[Entries from a visual dataset]
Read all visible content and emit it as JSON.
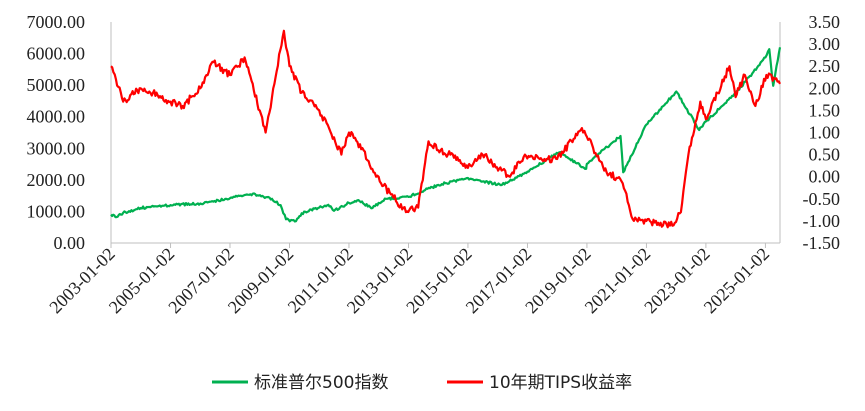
{
  "chart_data": {
    "type": "line",
    "left_axis": {
      "range": [
        0,
        7000
      ],
      "ticks": [
        "0.00",
        "1000.00",
        "2000.00",
        "3000.00",
        "4000.00",
        "5000.00",
        "6000.00",
        "7000.00"
      ]
    },
    "right_axis": {
      "range": [
        -1.5,
        3.5
      ],
      "ticks": [
        "3.50",
        "3.00",
        "2.50",
        "2.00",
        "1.50",
        "1.00",
        "0.50",
        "0.00",
        "-0.50",
        "-1.00",
        "-1.50"
      ]
    },
    "x_axis": {
      "range": [
        "2003-01-02",
        "2025-06-30"
      ],
      "ticks": [
        "2003-01-02",
        "2005-01-02",
        "2007-01-02",
        "2009-01-02",
        "2011-01-02",
        "2013-01-02",
        "2015-01-02",
        "2017-01-02",
        "2019-01-02",
        "2021-01-02",
        "2023-01-02",
        "2025-01-02"
      ]
    },
    "grid": false,
    "legend_position": "bottom",
    "series": [
      {
        "name": "标准普尔500指数",
        "axis": "left",
        "color": "#00b050",
        "points": [
          [
            "2003-01-02",
            900
          ],
          [
            "2003-03-11",
            820
          ],
          [
            "2003-06-01",
            960
          ],
          [
            "2004-01-02",
            1110
          ],
          [
            "2005-01-02",
            1200
          ],
          [
            "2006-01-02",
            1250
          ],
          [
            "2007-01-02",
            1420
          ],
          [
            "2007-10-09",
            1560
          ],
          [
            "2008-06-01",
            1400
          ],
          [
            "2008-09-15",
            1200
          ],
          [
            "2008-11-20",
            750
          ],
          [
            "2009-03-09",
            680
          ],
          [
            "2009-06-01",
            940
          ],
          [
            "2010-01-02",
            1120
          ],
          [
            "2010-04-23",
            1210
          ],
          [
            "2010-07-02",
            1020
          ],
          [
            "2011-01-02",
            1270
          ],
          [
            "2011-04-29",
            1360
          ],
          [
            "2011-10-03",
            1100
          ],
          [
            "2012-04-01",
            1400
          ],
          [
            "2013-01-02",
            1460
          ],
          [
            "2014-01-02",
            1840
          ],
          [
            "2015-01-02",
            2060
          ],
          [
            "2016-02-11",
            1830
          ],
          [
            "2017-01-02",
            2260
          ],
          [
            "2018-01-26",
            2870
          ],
          [
            "2018-12-24",
            2350
          ],
          [
            "2019-01-02",
            2510
          ],
          [
            "2020-02-19",
            3390
          ],
          [
            "2020-03-23",
            2240
          ],
          [
            "2021-01-02",
            3750
          ],
          [
            "2022-01-03",
            4800
          ],
          [
            "2022-10-12",
            3580
          ],
          [
            "2023-01-02",
            3850
          ],
          [
            "2024-01-02",
            4740
          ],
          [
            "2025-01-02",
            5880
          ],
          [
            "2025-02-19",
            6140
          ],
          [
            "2025-04-08",
            4980
          ],
          [
            "2025-06-30",
            6200
          ]
        ]
      },
      {
        "name": "10年期TIPS收益率",
        "axis": "right",
        "color": "#ff0000",
        "points": [
          [
            "2003-01-02",
            2.5
          ],
          [
            "2003-06-01",
            1.7
          ],
          [
            "2004-01-02",
            2.0
          ],
          [
            "2004-06-01",
            1.9
          ],
          [
            "2005-01-02",
            1.7
          ],
          [
            "2005-06-01",
            1.6
          ],
          [
            "2006-01-02",
            2.0
          ],
          [
            "2006-06-01",
            2.6
          ],
          [
            "2007-01-02",
            2.3
          ],
          [
            "2007-07-01",
            2.7
          ],
          [
            "2008-01-02",
            1.5
          ],
          [
            "2008-03-15",
            1.0
          ],
          [
            "2008-06-01",
            1.8
          ],
          [
            "2008-10-25",
            3.3
          ],
          [
            "2009-01-02",
            2.5
          ],
          [
            "2009-06-01",
            1.9
          ],
          [
            "2010-01-02",
            1.5
          ],
          [
            "2010-10-01",
            0.5
          ],
          [
            "2011-01-02",
            1.0
          ],
          [
            "2011-07-01",
            0.6
          ],
          [
            "2011-12-01",
            0.0
          ],
          [
            "2012-06-01",
            -0.4
          ],
          [
            "2012-12-01",
            -0.8
          ],
          [
            "2013-05-01",
            -0.7
          ],
          [
            "2013-09-05",
            0.8
          ],
          [
            "2014-01-02",
            0.6
          ],
          [
            "2014-06-01",
            0.5
          ],
          [
            "2015-01-02",
            0.2
          ],
          [
            "2015-07-01",
            0.5
          ],
          [
            "2016-06-01",
            0.0
          ],
          [
            "2016-12-01",
            0.5
          ],
          [
            "2017-06-01",
            0.4
          ],
          [
            "2018-01-02",
            0.4
          ],
          [
            "2018-11-01",
            1.1
          ],
          [
            "2019-01-02",
            0.9
          ],
          [
            "2019-09-01",
            0.1
          ],
          [
            "2020-03-01",
            -0.1
          ],
          [
            "2020-08-01",
            -1.0
          ],
          [
            "2021-01-02",
            -1.0
          ],
          [
            "2021-12-01",
            -1.1
          ],
          [
            "2022-03-01",
            -0.8
          ],
          [
            "2022-06-01",
            0.5
          ],
          [
            "2022-10-25",
            1.7
          ],
          [
            "2023-01-02",
            1.3
          ],
          [
            "2023-10-19",
            2.5
          ],
          [
            "2024-01-02",
            1.8
          ],
          [
            "2024-04-25",
            2.3
          ],
          [
            "2024-09-01",
            1.6
          ],
          [
            "2025-01-14",
            2.3
          ],
          [
            "2025-06-30",
            2.1
          ]
        ]
      }
    ]
  }
}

# [SET TASK]
Excluding the pictures, reproduce every entry exactly as given.

# [RESPONSE FOR THIS EXERCISE]
Read all visible content and emit it as JSON.
{
  "chart_data": {
    "type": "line",
    "left_axis": {
      "range": [
        0,
        7000
      ],
      "ticks": [
        "0.00",
        "1000.00",
        "2000.00",
        "3000.00",
        "4000.00",
        "5000.00",
        "6000.00",
        "7000.00"
      ]
    },
    "right_axis": {
      "range": [
        -1.5,
        3.5
      ],
      "ticks": [
        "3.50",
        "3.00",
        "2.50",
        "2.00",
        "1.50",
        "1.00",
        "0.50",
        "0.00",
        "-0.50",
        "-1.00",
        "-1.50"
      ]
    },
    "x_axis": {
      "range": [
        "2003-01-02",
        "2025-06-30"
      ],
      "ticks": [
        "2003-01-02",
        "2005-01-02",
        "2007-01-02",
        "2009-01-02",
        "2011-01-02",
        "2013-01-02",
        "2015-01-02",
        "2017-01-02",
        "2019-01-02",
        "2021-01-02",
        "2023-01-02",
        "2025-01-02"
      ]
    },
    "grid": false,
    "legend_position": "bottom",
    "series": [
      {
        "name": "标准普尔500指数",
        "axis": "left",
        "color": "#00b050",
        "points": [
          [
            "2003-01-02",
            900
          ],
          [
            "2003-03-11",
            820
          ],
          [
            "2003-06-01",
            960
          ],
          [
            "2004-01-02",
            1110
          ],
          [
            "2005-01-02",
            1200
          ],
          [
            "2006-01-02",
            1250
          ],
          [
            "2007-01-02",
            1420
          ],
          [
            "2007-10-09",
            1560
          ],
          [
            "2008-06-01",
            1400
          ],
          [
            "2008-09-15",
            1200
          ],
          [
            "2008-11-20",
            750
          ],
          [
            "2009-03-09",
            680
          ],
          [
            "2009-06-01",
            940
          ],
          [
            "2010-01-02",
            1120
          ],
          [
            "2010-04-23",
            1210
          ],
          [
            "2010-07-02",
            1020
          ],
          [
            "2011-01-02",
            1270
          ],
          [
            "2011-04-29",
            1360
          ],
          [
            "2011-10-03",
            1100
          ],
          [
            "2012-04-01",
            1400
          ],
          [
            "2013-01-02",
            1460
          ],
          [
            "2014-01-02",
            1840
          ],
          [
            "2015-01-02",
            2060
          ],
          [
            "2016-02-11",
            1830
          ],
          [
            "2017-01-02",
            2260
          ],
          [
            "2018-01-26",
            2870
          ],
          [
            "2018-12-24",
            2350
          ],
          [
            "2019-01-02",
            2510
          ],
          [
            "2020-02-19",
            3390
          ],
          [
            "2020-03-23",
            2240
          ],
          [
            "2021-01-02",
            3750
          ],
          [
            "2022-01-03",
            4800
          ],
          [
            "2022-10-12",
            3580
          ],
          [
            "2023-01-02",
            3850
          ],
          [
            "2024-01-02",
            4740
          ],
          [
            "2025-01-02",
            5880
          ],
          [
            "2025-02-19",
            6140
          ],
          [
            "2025-04-08",
            4980
          ],
          [
            "2025-06-30",
            6200
          ]
        ]
      },
      {
        "name": "10年期TIPS收益率",
        "axis": "right",
        "color": "#ff0000",
        "points": [
          [
            "2003-01-02",
            2.5
          ],
          [
            "2003-06-01",
            1.7
          ],
          [
            "2004-01-02",
            2.0
          ],
          [
            "2004-06-01",
            1.9
          ],
          [
            "2005-01-02",
            1.7
          ],
          [
            "2005-06-01",
            1.6
          ],
          [
            "2006-01-02",
            2.0
          ],
          [
            "2006-06-01",
            2.6
          ],
          [
            "2007-01-02",
            2.3
          ],
          [
            "2007-07-01",
            2.7
          ],
          [
            "2008-01-02",
            1.5
          ],
          [
            "2008-03-15",
            1.0
          ],
          [
            "2008-06-01",
            1.8
          ],
          [
            "2008-10-25",
            3.3
          ],
          [
            "2009-01-02",
            2.5
          ],
          [
            "2009-06-01",
            1.9
          ],
          [
            "2010-01-02",
            1.5
          ],
          [
            "2010-10-01",
            0.5
          ],
          [
            "2011-01-02",
            1.0
          ],
          [
            "2011-07-01",
            0.6
          ],
          [
            "2011-12-01",
            0.0
          ],
          [
            "2012-06-01",
            -0.4
          ],
          [
            "2012-12-01",
            -0.8
          ],
          [
            "2013-05-01",
            -0.7
          ],
          [
            "2013-09-05",
            0.8
          ],
          [
            "2014-01-02",
            0.6
          ],
          [
            "2014-06-01",
            0.5
          ],
          [
            "2015-01-02",
            0.2
          ],
          [
            "2015-07-01",
            0.5
          ],
          [
            "2016-06-01",
            0.0
          ],
          [
            "2016-12-01",
            0.5
          ],
          [
            "2017-06-01",
            0.4
          ],
          [
            "2018-01-02",
            0.4
          ],
          [
            "2018-11-01",
            1.1
          ],
          [
            "2019-01-02",
            0.9
          ],
          [
            "2019-09-01",
            0.1
          ],
          [
            "2020-03-01",
            -0.1
          ],
          [
            "2020-08-01",
            -1.0
          ],
          [
            "2021-01-02",
            -1.0
          ],
          [
            "2021-12-01",
            -1.1
          ],
          [
            "2022-03-01",
            -0.8
          ],
          [
            "2022-06-01",
            0.5
          ],
          [
            "2022-10-25",
            1.7
          ],
          [
            "2023-01-02",
            1.3
          ],
          [
            "2023-10-19",
            2.5
          ],
          [
            "2024-01-02",
            1.8
          ],
          [
            "2024-04-25",
            2.3
          ],
          [
            "2024-09-01",
            1.6
          ],
          [
            "2025-01-14",
            2.3
          ],
          [
            "2025-06-30",
            2.1
          ]
        ]
      }
    ]
  }
}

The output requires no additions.